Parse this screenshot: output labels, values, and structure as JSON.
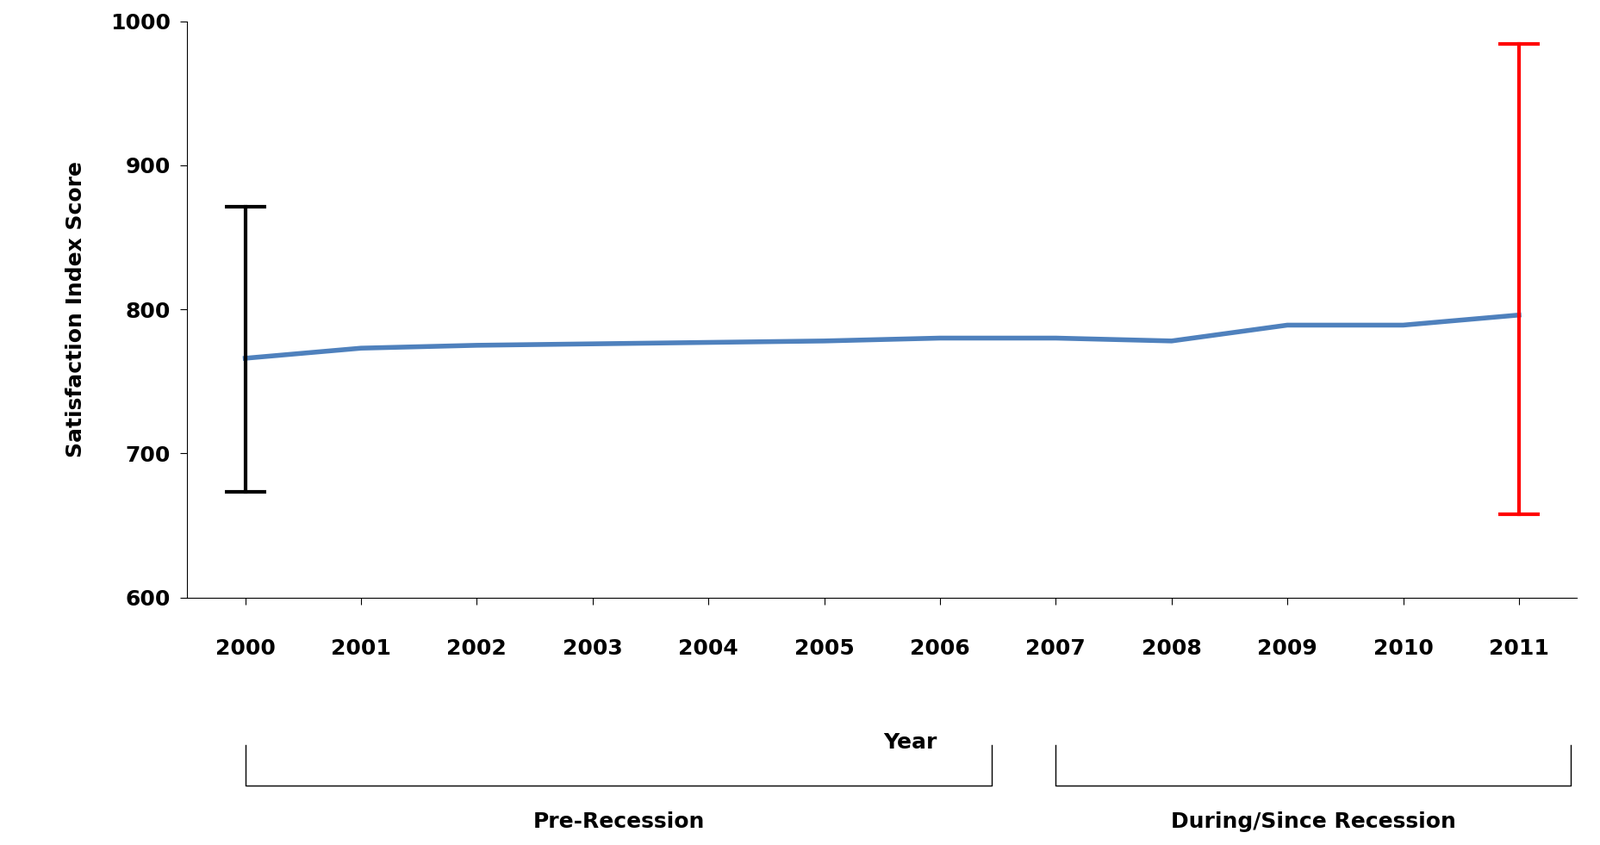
{
  "chart_data": {
    "type": "line",
    "x_label": "Year",
    "y_label": "Satisfaction Index Score",
    "categories": [
      "2000",
      "2001",
      "2002",
      "2003",
      "2004",
      "2005",
      "2006",
      "2007",
      "2008",
      "2009",
      "2010",
      "2011"
    ],
    "values": [
      766,
      773,
      775,
      776,
      777,
      778,
      780,
      780,
      778,
      789,
      789,
      796
    ],
    "color": "#4f81bd",
    "ylim": [
      600,
      1000
    ],
    "yticks": [
      600,
      700,
      800,
      900,
      1000
    ],
    "grid": false,
    "error_bars": [
      {
        "category": "2000",
        "low": 673,
        "high": 871,
        "color": "#000000"
      },
      {
        "category": "2011",
        "low": 658,
        "high": 984,
        "color": "#ff0000"
      }
    ],
    "groups": [
      {
        "label": "Pre-Recession",
        "from": "2000",
        "to": "2006"
      },
      {
        "label": "During/Since Recession",
        "from": "2007",
        "to": "2011"
      }
    ]
  }
}
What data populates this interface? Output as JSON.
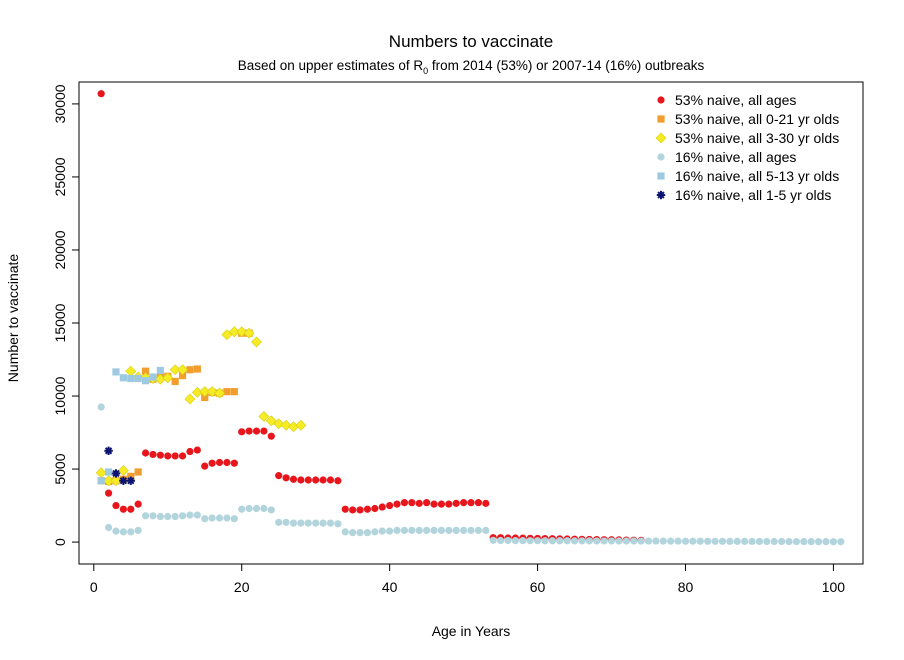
{
  "chart_data": {
    "type": "scatter",
    "title": "Numbers to vaccinate",
    "subtitle": {
      "prefix": "Based on upper estimates of R",
      "subscript": "0",
      "suffix": " from 2014 (53%) or 2007-14 (16%) outbreaks"
    },
    "xlabel": "Age in Years",
    "ylabel": "Number to vaccinate",
    "xlim": [
      -2,
      104
    ],
    "ylim": [
      -1500,
      31500
    ],
    "xticks": [
      0,
      20,
      40,
      60,
      80,
      100
    ],
    "yticks": [
      0,
      5000,
      10000,
      15000,
      20000,
      25000,
      30000
    ],
    "grid": false,
    "legend_position": "top-right",
    "series": [
      {
        "name": "53% naive, all ages",
        "marker": "circle",
        "color": "#e8161c",
        "x": [
          1,
          2,
          3,
          4,
          5,
          6,
          7,
          8,
          9,
          10,
          11,
          12,
          13,
          14,
          15,
          16,
          17,
          18,
          19,
          20,
          21,
          22,
          23,
          24,
          25,
          26,
          27,
          28,
          29,
          30,
          31,
          32,
          33,
          34,
          35,
          36,
          37,
          38,
          39,
          40,
          41,
          42,
          43,
          44,
          45,
          46,
          47,
          48,
          49,
          50,
          51,
          52,
          53,
          54,
          55,
          56,
          57,
          58,
          59,
          60,
          61,
          62,
          63,
          64,
          65,
          66,
          67,
          68,
          69,
          70,
          71,
          72,
          73,
          74
        ],
        "y": [
          30700,
          3350,
          2500,
          2250,
          2250,
          2600,
          6100,
          6000,
          5950,
          5900,
          5900,
          5900,
          6200,
          6300,
          5200,
          5400,
          5450,
          5450,
          5400,
          7550,
          7600,
          7600,
          7600,
          7250,
          4550,
          4400,
          4300,
          4250,
          4250,
          4250,
          4250,
          4250,
          4200,
          2250,
          2200,
          2200,
          2250,
          2300,
          2400,
          2500,
          2600,
          2700,
          2700,
          2650,
          2700,
          2600,
          2600,
          2600,
          2650,
          2700,
          2700,
          2700,
          2650,
          300,
          300,
          280,
          280,
          270,
          260,
          250,
          240,
          230,
          220,
          210,
          200,
          190,
          180,
          170,
          165,
          160,
          150,
          140,
          130,
          120
        ]
      },
      {
        "name": "53% naive, all 0-21 yr olds",
        "marker": "square",
        "color": "#f29e2e",
        "x": [
          1,
          2,
          3,
          4,
          5,
          6,
          7,
          8,
          9,
          10,
          11,
          12,
          13,
          14,
          15,
          16,
          17,
          18,
          19,
          20,
          21
        ],
        "y": [
          4200,
          4150,
          4200,
          4300,
          4500,
          4800,
          11700,
          11150,
          11300,
          11350,
          11000,
          11400,
          11800,
          11850,
          9900,
          10250,
          10200,
          10300,
          10300,
          14300,
          14300
        ]
      },
      {
        "name": "53% naive, all 3-30 yr olds",
        "marker": "diamond",
        "color": "#f5ec25",
        "x": [
          1,
          2,
          3,
          4,
          5,
          6,
          7,
          8,
          9,
          10,
          11,
          12,
          13,
          14,
          15,
          16,
          17,
          18,
          19,
          20,
          21,
          22,
          23,
          24,
          25,
          26,
          27,
          28
        ],
        "y": [
          4750,
          4200,
          4200,
          4900,
          11700,
          11300,
          11250,
          11200,
          11150,
          11250,
          11800,
          11800,
          9800,
          10250,
          10300,
          10300,
          10200,
          14200,
          14400,
          14400,
          14300,
          13700,
          8600,
          8300,
          8100,
          8000,
          7900,
          8000
        ]
      },
      {
        "name": "16% naive, all ages",
        "marker": "circle",
        "color": "#b2d4dc",
        "x": [
          1,
          2,
          3,
          4,
          5,
          6,
          7,
          8,
          9,
          10,
          11,
          12,
          13,
          14,
          15,
          16,
          17,
          18,
          19,
          20,
          21,
          22,
          23,
          24,
          25,
          26,
          27,
          28,
          29,
          30,
          31,
          32,
          33,
          34,
          35,
          36,
          37,
          38,
          39,
          40,
          41,
          42,
          43,
          44,
          45,
          46,
          47,
          48,
          49,
          50,
          51,
          52,
          53,
          54,
          55,
          56,
          57,
          58,
          59,
          60,
          61,
          62,
          63,
          64,
          65,
          66,
          67,
          68,
          69,
          70,
          71,
          72,
          73,
          74,
          75,
          76,
          77,
          78,
          79,
          80,
          81,
          82,
          83,
          84,
          85,
          86,
          87,
          88,
          89,
          90,
          91,
          92,
          93,
          94,
          95,
          96,
          97,
          98,
          99,
          100,
          101
        ],
        "y": [
          9250,
          1000,
          750,
          700,
          700,
          800,
          1800,
          1800,
          1750,
          1750,
          1750,
          1800,
          1850,
          1850,
          1600,
          1650,
          1650,
          1650,
          1600,
          2250,
          2300,
          2300,
          2300,
          2200,
          1350,
          1350,
          1300,
          1300,
          1300,
          1300,
          1300,
          1300,
          1250,
          700,
          650,
          650,
          650,
          700,
          750,
          750,
          800,
          800,
          800,
          800,
          800,
          800,
          800,
          800,
          800,
          800,
          800,
          800,
          800,
          120,
          110,
          110,
          100,
          100,
          95,
          95,
          90,
          90,
          90,
          90,
          85,
          85,
          85,
          80,
          80,
          80,
          75,
          75,
          75,
          70,
          70,
          70,
          65,
          65,
          65,
          60,
          60,
          60,
          55,
          55,
          55,
          50,
          50,
          50,
          45,
          45,
          40,
          40,
          40,
          35,
          35,
          35,
          30,
          30,
          30,
          25,
          25
        ]
      },
      {
        "name": "16% naive, all 5-13 yr olds",
        "marker": "square",
        "color": "#9ecae1",
        "x": [
          1,
          2,
          3,
          4,
          5,
          6,
          7,
          8,
          9
        ],
        "y": [
          4200,
          4800,
          11650,
          11250,
          11200,
          11200,
          11050,
          11300,
          11750
        ]
      },
      {
        "name": "16% naive, all 1-5 yr olds",
        "marker": "star",
        "color": "#0b1470",
        "x": [
          2,
          3,
          4,
          5
        ],
        "y": [
          6250,
          4700,
          4200,
          4200
        ]
      }
    ]
  }
}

####################

● **EXERCISE DETAILS**: Scan the material above for the word "JSON". Copy each line where it occurs.

● **RESULT OF THIS EXERCISE**:
Parse this screenshot: output labels, values, and structure as JSON.
What data populates this interface? Output as JSON.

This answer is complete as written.